_DIRECTIONS FOR THIS TASK:_
Write out all of the lines below, exactly and completely.

_DATA TO PROCESS:_
------------------------------------------------------------------------

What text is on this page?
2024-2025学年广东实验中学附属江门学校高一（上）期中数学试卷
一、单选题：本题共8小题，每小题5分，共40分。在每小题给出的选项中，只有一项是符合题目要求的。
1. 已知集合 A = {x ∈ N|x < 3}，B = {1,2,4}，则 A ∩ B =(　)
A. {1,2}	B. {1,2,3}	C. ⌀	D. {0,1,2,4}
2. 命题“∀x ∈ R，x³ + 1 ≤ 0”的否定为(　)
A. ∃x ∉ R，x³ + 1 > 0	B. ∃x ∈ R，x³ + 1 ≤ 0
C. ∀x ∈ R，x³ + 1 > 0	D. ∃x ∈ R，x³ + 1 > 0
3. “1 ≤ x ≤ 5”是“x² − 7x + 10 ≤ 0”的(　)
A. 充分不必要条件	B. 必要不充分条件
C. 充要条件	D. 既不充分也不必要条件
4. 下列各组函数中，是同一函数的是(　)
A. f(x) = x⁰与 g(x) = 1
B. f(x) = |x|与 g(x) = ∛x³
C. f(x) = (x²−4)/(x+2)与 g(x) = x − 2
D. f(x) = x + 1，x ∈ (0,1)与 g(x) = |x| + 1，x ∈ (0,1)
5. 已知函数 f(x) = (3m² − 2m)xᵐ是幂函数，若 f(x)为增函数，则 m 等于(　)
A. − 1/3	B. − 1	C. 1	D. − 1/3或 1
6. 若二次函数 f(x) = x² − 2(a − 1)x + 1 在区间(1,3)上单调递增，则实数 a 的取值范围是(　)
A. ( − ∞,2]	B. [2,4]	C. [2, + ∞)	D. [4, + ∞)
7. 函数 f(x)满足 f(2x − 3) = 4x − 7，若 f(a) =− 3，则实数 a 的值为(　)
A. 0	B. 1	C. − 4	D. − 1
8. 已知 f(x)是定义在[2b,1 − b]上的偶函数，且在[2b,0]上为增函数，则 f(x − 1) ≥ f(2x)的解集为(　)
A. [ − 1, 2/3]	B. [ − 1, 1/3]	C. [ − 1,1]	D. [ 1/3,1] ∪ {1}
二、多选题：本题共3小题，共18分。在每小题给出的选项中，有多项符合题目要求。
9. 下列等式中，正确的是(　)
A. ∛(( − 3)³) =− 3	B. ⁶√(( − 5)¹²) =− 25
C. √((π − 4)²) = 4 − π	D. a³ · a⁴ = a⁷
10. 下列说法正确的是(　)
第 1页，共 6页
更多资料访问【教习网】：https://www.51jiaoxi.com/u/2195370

------------------------------------------------------------------------

_WRITTEN ANSWER:_
What text is on this page?
2024-2025学年广东实验中学附属江门学校高一（上）期中数学试卷
一、单选题：本题共8小题，每小题5分，共40分。在每小题给出的选项中，只有一项是符合题目要求的。
1. 已知集合 A = {x ∈ N|x < 3}，B = {1,2,4}，则 A ∩ B =(　)
A. {1,2}	B. {1,2,3}	C. ⌀	D. {0,1,2,4}
2. 命题“∀x ∈ R，x³ + 1 ≤ 0”的否定为(　)
A. ∃x ∉ R，x³ + 1 > 0	B. ∃x ∈ R，x³ + 1 ≤ 0
C. ∀x ∈ R，x³ + 1 > 0	D. ∃x ∈ R，x³ + 1 > 0
3. “1 ≤ x ≤ 5”是“x² − 7x + 10 ≤ 0”的(　)
A. 充分不必要条件	B. 必要不充分条件
C. 充要条件	D. 既不充分也不必要条件
4. 下列各组函数中，是同一函数的是(　)
A. f(x) = x⁰与 g(x) = 1
B. f(x) = |x|与 g(x) = ∛x³
C. f(x) = (x²−4)/(x+2)与 g(x) = x − 2
D. f(x) = x + 1，x ∈ (0,1)与 g(x) = |x| + 1，x ∈ (0,1)
5. 已知函数 f(x) = (3m² − 2m)xᵐ是幂函数，若 f(x)为增函数，则 m 等于(　)
A. − 1/3	B. − 1	C. 1	D. − 1/3或 1
6. 若二次函数 f(x) = x² − 2(a − 1)x + 1 在区间(1,3)上单调递增，则实数 a 的取值范围是(　)
A. ( − ∞,2]	B. [2,4]	C. [2, + ∞)	D. [4, + ∞)
7. 函数 f(x)满足 f(2x − 3) = 4x − 7，若 f(a) =− 3，则实数 a 的值为(　)
A. 0	B. 1	C. − 4	D. − 1
8. 已知 f(x)是定义在[2b,1 − b]上的偶函数，且在[2b,0]上为增函数，则 f(x − 1) ≥ f(2x)的解集为(　)
A. [ − 1, 2/3]	B. [ − 1, 1/3]	C. [ − 1,1]	D. [ 1/3,1] ∪ {1}
二、多选题：本题共3小题，共18分。在每小题给出的选项中，有多项符合题目要求。
9. 下列等式中，正确的是(　)
A. ∛(( − 3)³) =− 3	B. ⁶√(( − 5)¹²) =− 25
C. √((π − 4)²) = 4 − π	D. a³ · a⁴ = a⁷
10. 下列说法正确的是(　)
第 1页，共 6页
更多资料访问【教习网】：https://www.51jiaoxi.com/u/2195370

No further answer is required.